──────── MATERIAL FOR THE TASK

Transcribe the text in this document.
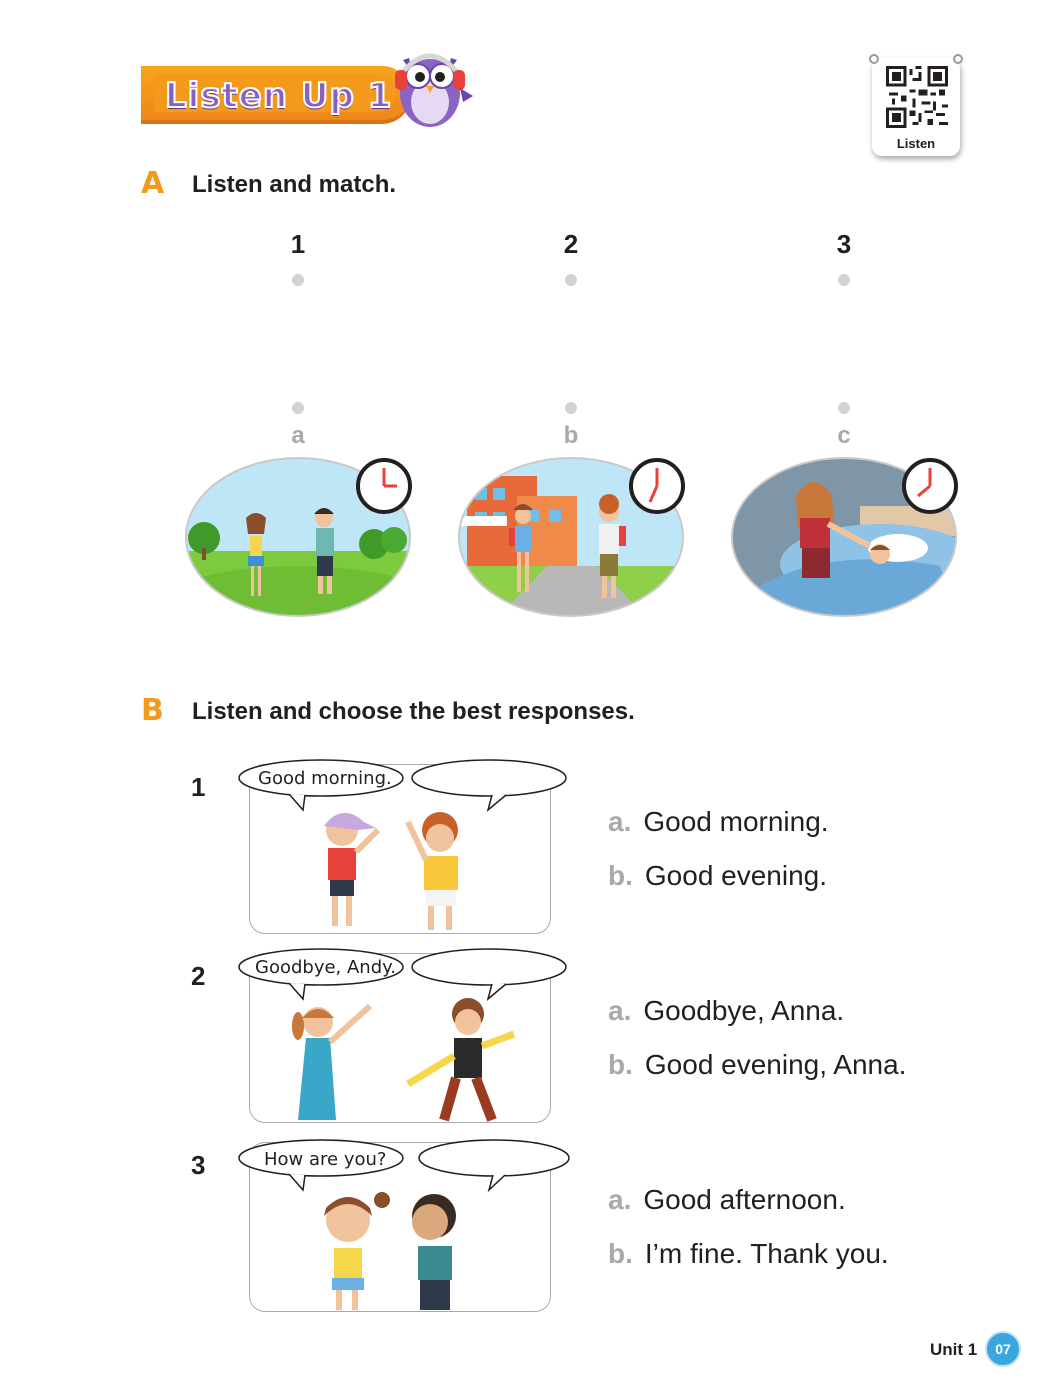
Listen Up 1
Listen
A Listen and match.
1	2	3
a	b	c
B Listen and choose the best responses.
1	Good morning.
a. Good morning.
b. Good evening.
2	Goodbye, Andy.
a. Goodbye, Anna.
b. Good evening, Anna.
3	How are you?
a. Good afternoon.
b. I’m fine. Thank you.
Unit 1	07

────────────────

All of the entries above should be duplicated exactly, except for the pictures.

Transcribe the text in this document.
Listen Up 1
Listen
A Listen and match.
1	2	3
a	b	c
B Listen and choose the best responses.
1	Good morning.
a. Good morning.
b. Good evening.
2	Goodbye, Andy.
a. Goodbye, Anna.
b. Good evening, Anna.
3	How are you?
a. Good afternoon.
b. I’m fine. Thank you.
Unit 1	07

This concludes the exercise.